### Prompt A
Could you copy the entries from their first line up to and including the line that contains "nav-item-public-participation[interactable]: 公众参与 <box>702", keeping each line unchanged?

### Extract to read
+++
AWS publish their IP ranges in a json format. This can be imported into web servers, to stop website scraping. I would expect a large Supermarket chain like Tescos to implement this.

One thing to try, is to change the AWS region to the latest one e.g Europe (Paris) eu-west-3. In the small possibility that their IP ranges are out-of-date.

Also there's the possibility that someone with an AWS lambada with the same shared IP range, submitted to many requests in a short period and got automatically blocked.

To get around this issue you can connect to a VPN, which will hide your AWS IP Address. Also you could create a VPC to your local machine (and therefore use your local PC IP address).
+++
### Prompt B
Can you repeat the whole post about blocked AWS IP ranges word for word?

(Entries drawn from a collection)
+++
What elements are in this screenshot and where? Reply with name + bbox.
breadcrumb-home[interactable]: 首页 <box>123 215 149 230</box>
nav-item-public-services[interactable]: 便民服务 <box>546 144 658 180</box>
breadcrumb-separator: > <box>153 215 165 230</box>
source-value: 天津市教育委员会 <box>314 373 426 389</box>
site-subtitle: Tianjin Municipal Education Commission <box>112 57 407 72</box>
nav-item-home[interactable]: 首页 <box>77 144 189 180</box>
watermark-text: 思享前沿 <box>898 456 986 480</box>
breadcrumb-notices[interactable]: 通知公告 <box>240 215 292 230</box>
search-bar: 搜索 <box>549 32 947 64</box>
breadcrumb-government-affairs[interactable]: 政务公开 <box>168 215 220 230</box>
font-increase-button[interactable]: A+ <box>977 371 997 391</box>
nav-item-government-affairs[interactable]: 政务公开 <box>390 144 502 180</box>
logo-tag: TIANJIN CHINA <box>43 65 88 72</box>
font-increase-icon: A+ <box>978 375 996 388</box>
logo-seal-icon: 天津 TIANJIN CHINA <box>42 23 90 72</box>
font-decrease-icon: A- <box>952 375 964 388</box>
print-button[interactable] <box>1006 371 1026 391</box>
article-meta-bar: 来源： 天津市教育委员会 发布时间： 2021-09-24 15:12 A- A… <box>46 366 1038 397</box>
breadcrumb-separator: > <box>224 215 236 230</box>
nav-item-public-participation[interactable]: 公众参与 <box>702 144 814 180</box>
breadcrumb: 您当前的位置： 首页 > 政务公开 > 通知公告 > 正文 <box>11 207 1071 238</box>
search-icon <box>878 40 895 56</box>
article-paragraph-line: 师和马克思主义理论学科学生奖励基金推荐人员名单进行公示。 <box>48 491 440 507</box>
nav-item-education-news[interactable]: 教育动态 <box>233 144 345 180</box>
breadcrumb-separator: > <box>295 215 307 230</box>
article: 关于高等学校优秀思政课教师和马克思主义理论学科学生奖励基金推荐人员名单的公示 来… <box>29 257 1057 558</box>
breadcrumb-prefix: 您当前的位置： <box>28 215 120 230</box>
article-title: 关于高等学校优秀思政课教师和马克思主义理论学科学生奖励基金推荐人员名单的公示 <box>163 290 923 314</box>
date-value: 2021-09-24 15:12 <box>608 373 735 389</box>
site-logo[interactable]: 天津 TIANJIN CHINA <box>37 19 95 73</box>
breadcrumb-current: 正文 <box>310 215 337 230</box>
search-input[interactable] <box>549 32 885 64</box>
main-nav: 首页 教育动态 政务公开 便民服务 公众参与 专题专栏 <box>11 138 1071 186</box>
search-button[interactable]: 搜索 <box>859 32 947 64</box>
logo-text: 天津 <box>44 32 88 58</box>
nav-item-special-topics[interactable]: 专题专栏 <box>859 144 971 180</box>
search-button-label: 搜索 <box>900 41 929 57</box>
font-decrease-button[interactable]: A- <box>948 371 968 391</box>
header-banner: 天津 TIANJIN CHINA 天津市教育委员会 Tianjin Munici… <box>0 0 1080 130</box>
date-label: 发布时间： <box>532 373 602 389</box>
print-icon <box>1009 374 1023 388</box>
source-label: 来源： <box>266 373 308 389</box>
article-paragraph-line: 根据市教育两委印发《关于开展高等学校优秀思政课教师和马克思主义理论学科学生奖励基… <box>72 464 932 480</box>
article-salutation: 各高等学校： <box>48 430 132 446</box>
+++
### Correct result A
What elements are in this screenshot and where? Reply with name + bbox.
breadcrumb-home[interactable]: 首页 <box>123 215 149 230</box>
nav-item-public-services[interactable]: 便民服务 <box>546 144 658 180</box>
breadcrumb-separator: > <box>153 215 165 230</box>
source-value: 天津市教育委员会 <box>314 373 426 389</box>
site-subtitle: Tianjin Municipal Education Commission <box>112 57 407 72</box>
nav-item-home[interactable]: 首页 <box>77 144 189 180</box>
watermark-text: 思享前沿 <box>898 456 986 480</box>
breadcrumb-notices[interactable]: 通知公告 <box>240 215 292 230</box>
search-bar: 搜索 <box>549 32 947 64</box>
breadcrumb-government-affairs[interactable]: 政务公开 <box>168 215 220 230</box>
font-increase-button[interactable]: A+ <box>977 371 997 391</box>
nav-item-government-affairs[interactable]: 政务公开 <box>390 144 502 180</box>
logo-tag: TIANJIN CHINA <box>43 65 88 72</box>
font-increase-icon: A+ <box>978 375 996 388</box>
logo-seal-icon: 天津 TIANJIN CHINA <box>42 23 90 72</box>
font-decrease-icon: A- <box>952 375 964 388</box>
print-button[interactable] <box>1006 371 1026 391</box>
article-meta-bar: 来源： 天津市教育委员会 发布时间： 2021-09-24 15:12 A- A… <box>46 366 1038 397</box>
breadcrumb-separator: > <box>224 215 236 230</box>
nav-item-public-participation[interactable]: 公众参与 <box>702 144 814 180</box>

### Correct result B
AWS publish their IP ranges in a json format. This can be imported into web servers, to stop website scraping. I would expect a large Supermarket chain like Tescos to implement this.

One thing to try, is to change the AWS region to the latest one e.g Europe (Paris) eu-west-3. In the small possibility that their IP ranges are out-of-date.

Also there's the possibility that someone with an AWS lambada with the same shared IP range, submitted to many requests in a short period and got automatically blocked.

To get around this issue you can connect to a VPN, which will hide your AWS IP Address. Also you could create a VPC to your local machine (and therefore use your local PC IP address).